Your goal - Write out every line of the material as it stands, apart from the pictures.
━━ Records supplied ━━
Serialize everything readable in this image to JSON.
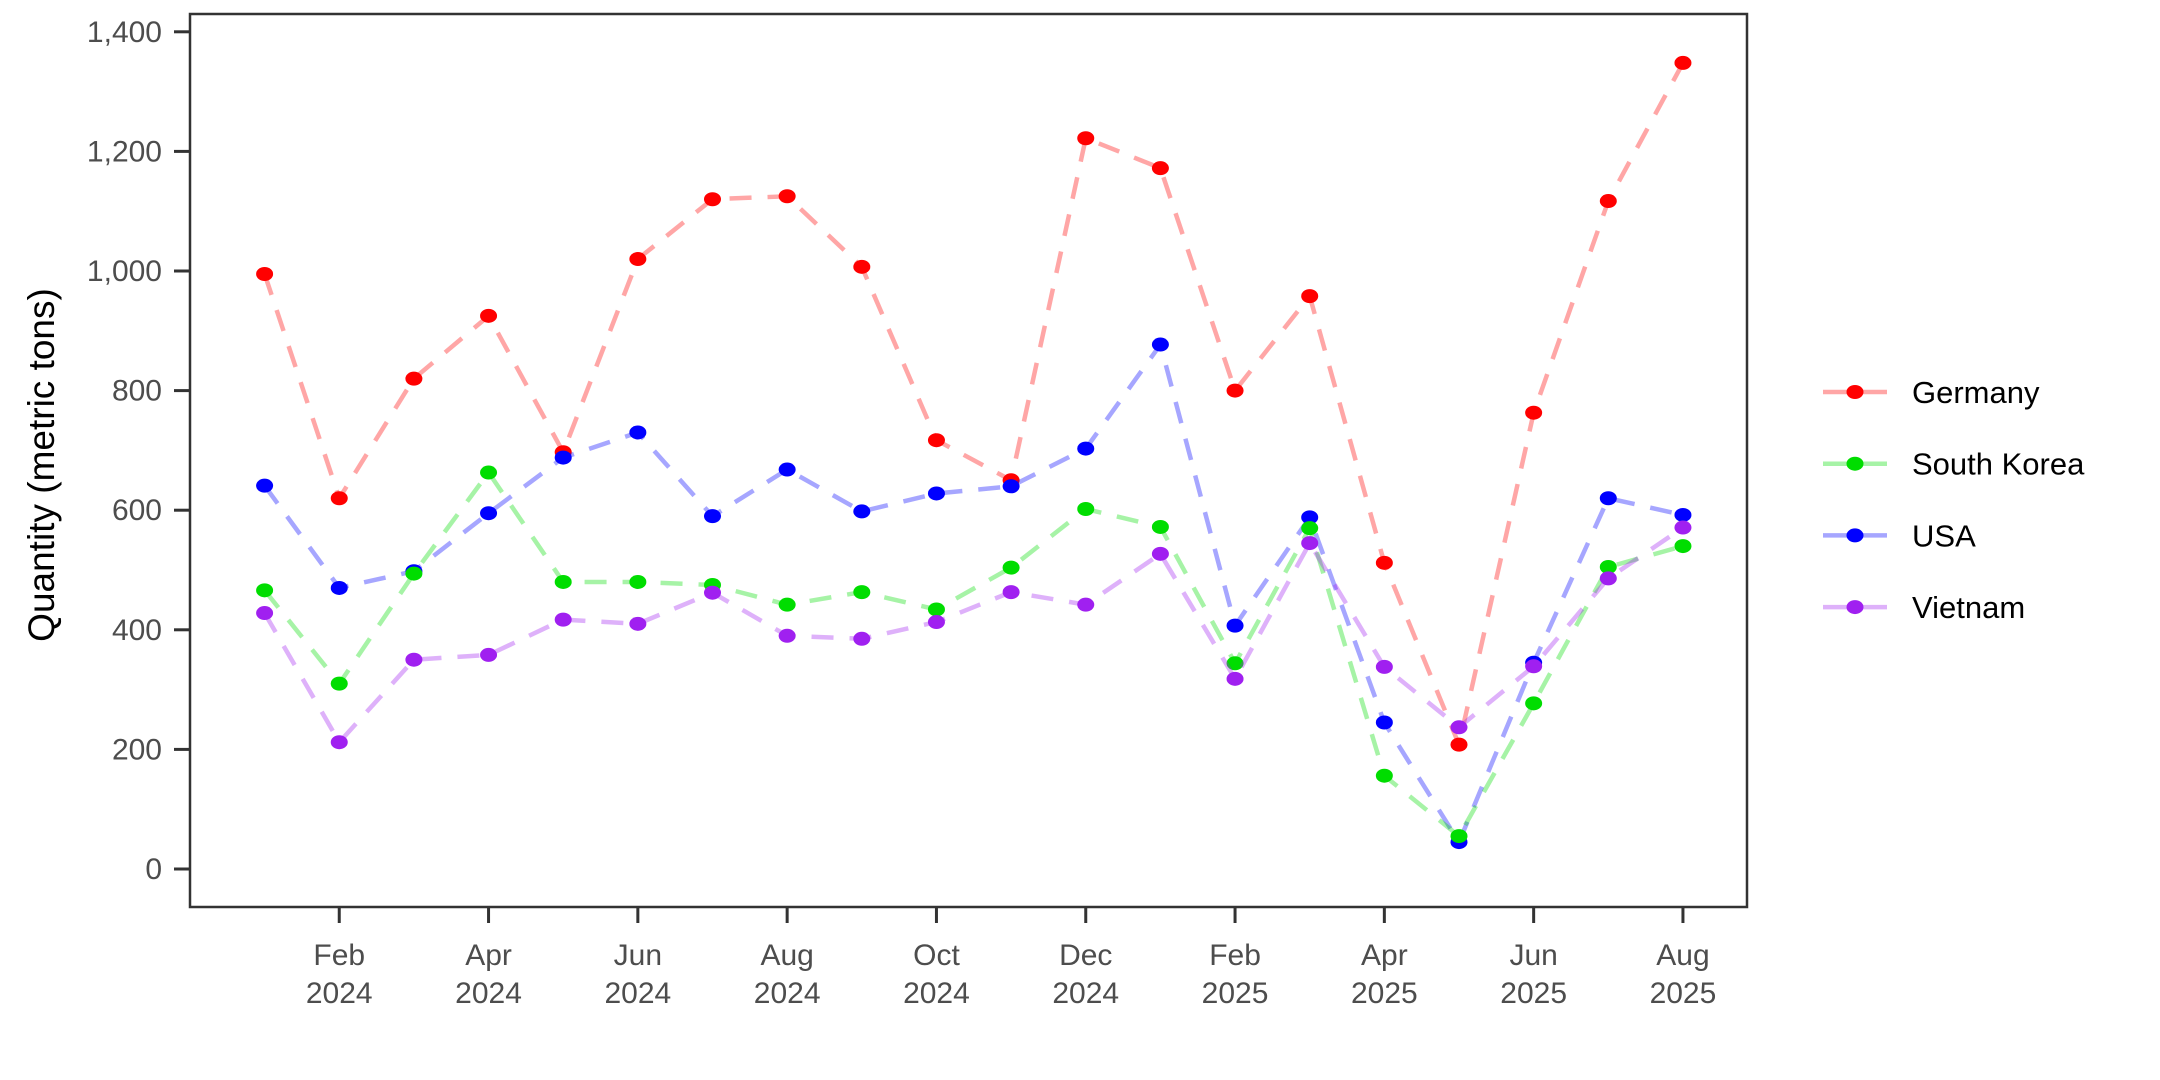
{
  "chart_data": {
    "type": "line",
    "title": "",
    "xlabel": "",
    "ylabel": "Quantity (metric tons)",
    "ylim": [
      0,
      1400
    ],
    "grid": false,
    "legend_position": "right",
    "y_ticks": [
      {
        "value": 0,
        "label": "0"
      },
      {
        "value": 200,
        "label": "200"
      },
      {
        "value": 400,
        "label": "400"
      },
      {
        "value": 600,
        "label": "600"
      },
      {
        "value": 800,
        "label": "800"
      },
      {
        "value": 1000,
        "label": "1,000"
      },
      {
        "value": 1200,
        "label": "1,200"
      },
      {
        "value": 1400,
        "label": "1,400"
      }
    ],
    "x": [
      "Jan 2024",
      "Feb 2024",
      "Mar 2024",
      "Apr 2024",
      "May 2024",
      "Jun 2024",
      "Jul 2024",
      "Aug 2024",
      "Sep 2024",
      "Oct 2024",
      "Nov 2024",
      "Dec 2024",
      "Jan 2025",
      "Feb 2025",
      "Mar 2025",
      "Apr 2025",
      "May 2025",
      "Jun 2025",
      "Jul 2025",
      "Aug 2025"
    ],
    "x_ticks": [
      {
        "month_index": 1,
        "line1": "Feb",
        "line2": "2024"
      },
      {
        "month_index": 3,
        "line1": "Apr",
        "line2": "2024"
      },
      {
        "month_index": 5,
        "line1": "Jun",
        "line2": "2024"
      },
      {
        "month_index": 7,
        "line1": "Aug",
        "line2": "2024"
      },
      {
        "month_index": 9,
        "line1": "Oct",
        "line2": "2024"
      },
      {
        "month_index": 11,
        "line1": "Dec",
        "line2": "2024"
      },
      {
        "month_index": 13,
        "line1": "Feb",
        "line2": "2025"
      },
      {
        "month_index": 15,
        "line1": "Apr",
        "line2": "2025"
      },
      {
        "month_index": 17,
        "line1": "Jun",
        "line2": "2025"
      },
      {
        "month_index": 19,
        "line1": "Aug",
        "line2": "2025"
      }
    ],
    "series": [
      {
        "name": "Germany",
        "color": "#FF0000",
        "values": [
          995,
          620,
          820,
          925,
          697,
          1020,
          1120,
          1125,
          1007,
          717,
          650,
          1222,
          1172,
          800,
          958,
          512,
          208,
          763,
          1117,
          1348
        ]
      },
      {
        "name": "South Korea",
        "color": "#00DD00",
        "values": [
          466,
          310,
          494,
          663,
          480,
          480,
          475,
          442,
          463,
          434,
          504,
          602,
          572,
          344,
          570,
          156,
          55,
          277,
          505,
          540
        ]
      },
      {
        "name": "USA",
        "color": "#0000FF",
        "values": [
          641,
          470,
          498,
          595,
          688,
          730,
          590,
          668,
          598,
          628,
          640,
          703,
          877,
          407,
          588,
          245,
          45,
          345,
          620,
          592
        ]
      },
      {
        "name": "Vietnam",
        "color": "#A020F0",
        "values": [
          428,
          212,
          350,
          358,
          417,
          410,
          462,
          390,
          385,
          413,
          463,
          442,
          527,
          318,
          545,
          338,
          237,
          339,
          486,
          571
        ]
      }
    ],
    "style": {
      "line_opacity": 0.35,
      "line_dash": "22 16",
      "axis_color": "#333333",
      "tick_label_color": "#4D4D4D",
      "background": "#FFFFFF"
    }
  }
}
━━━
Answer -
Serialize everything readable in this image to JSON.
{
  "chart_data": {
    "type": "line",
    "title": "",
    "xlabel": "",
    "ylabel": "Quantity (metric tons)",
    "ylim": [
      0,
      1400
    ],
    "grid": false,
    "legend_position": "right",
    "y_ticks": [
      {
        "value": 0,
        "label": "0"
      },
      {
        "value": 200,
        "label": "200"
      },
      {
        "value": 400,
        "label": "400"
      },
      {
        "value": 600,
        "label": "600"
      },
      {
        "value": 800,
        "label": "800"
      },
      {
        "value": 1000,
        "label": "1,000"
      },
      {
        "value": 1200,
        "label": "1,200"
      },
      {
        "value": 1400,
        "label": "1,400"
      }
    ],
    "x": [
      "Jan 2024",
      "Feb 2024",
      "Mar 2024",
      "Apr 2024",
      "May 2024",
      "Jun 2024",
      "Jul 2024",
      "Aug 2024",
      "Sep 2024",
      "Oct 2024",
      "Nov 2024",
      "Dec 2024",
      "Jan 2025",
      "Feb 2025",
      "Mar 2025",
      "Apr 2025",
      "May 2025",
      "Jun 2025",
      "Jul 2025",
      "Aug 2025"
    ],
    "x_ticks": [
      {
        "month_index": 1,
        "line1": "Feb",
        "line2": "2024"
      },
      {
        "month_index": 3,
        "line1": "Apr",
        "line2": "2024"
      },
      {
        "month_index": 5,
        "line1": "Jun",
        "line2": "2024"
      },
      {
        "month_index": 7,
        "line1": "Aug",
        "line2": "2024"
      },
      {
        "month_index": 9,
        "line1": "Oct",
        "line2": "2024"
      },
      {
        "month_index": 11,
        "line1": "Dec",
        "line2": "2024"
      },
      {
        "month_index": 13,
        "line1": "Feb",
        "line2": "2025"
      },
      {
        "month_index": 15,
        "line1": "Apr",
        "line2": "2025"
      },
      {
        "month_index": 17,
        "line1": "Jun",
        "line2": "2025"
      },
      {
        "month_index": 19,
        "line1": "Aug",
        "line2": "2025"
      }
    ],
    "series": [
      {
        "name": "Germany",
        "color": "#FF0000",
        "values": [
          995,
          620,
          820,
          925,
          697,
          1020,
          1120,
          1125,
          1007,
          717,
          650,
          1222,
          1172,
          800,
          958,
          512,
          208,
          763,
          1117,
          1348
        ]
      },
      {
        "name": "South Korea",
        "color": "#00DD00",
        "values": [
          466,
          310,
          494,
          663,
          480,
          480,
          475,
          442,
          463,
          434,
          504,
          602,
          572,
          344,
          570,
          156,
          55,
          277,
          505,
          540
        ]
      },
      {
        "name": "USA",
        "color": "#0000FF",
        "values": [
          641,
          470,
          498,
          595,
          688,
          730,
          590,
          668,
          598,
          628,
          640,
          703,
          877,
          407,
          588,
          245,
          45,
          345,
          620,
          592
        ]
      },
      {
        "name": "Vietnam",
        "color": "#A020F0",
        "values": [
          428,
          212,
          350,
          358,
          417,
          410,
          462,
          390,
          385,
          413,
          463,
          442,
          527,
          318,
          545,
          338,
          237,
          339,
          486,
          571
        ]
      }
    ],
    "style": {
      "line_opacity": 0.35,
      "line_dash": "22 16",
      "axis_color": "#333333",
      "tick_label_color": "#4D4D4D",
      "background": "#FFFFFF"
    }
  }
}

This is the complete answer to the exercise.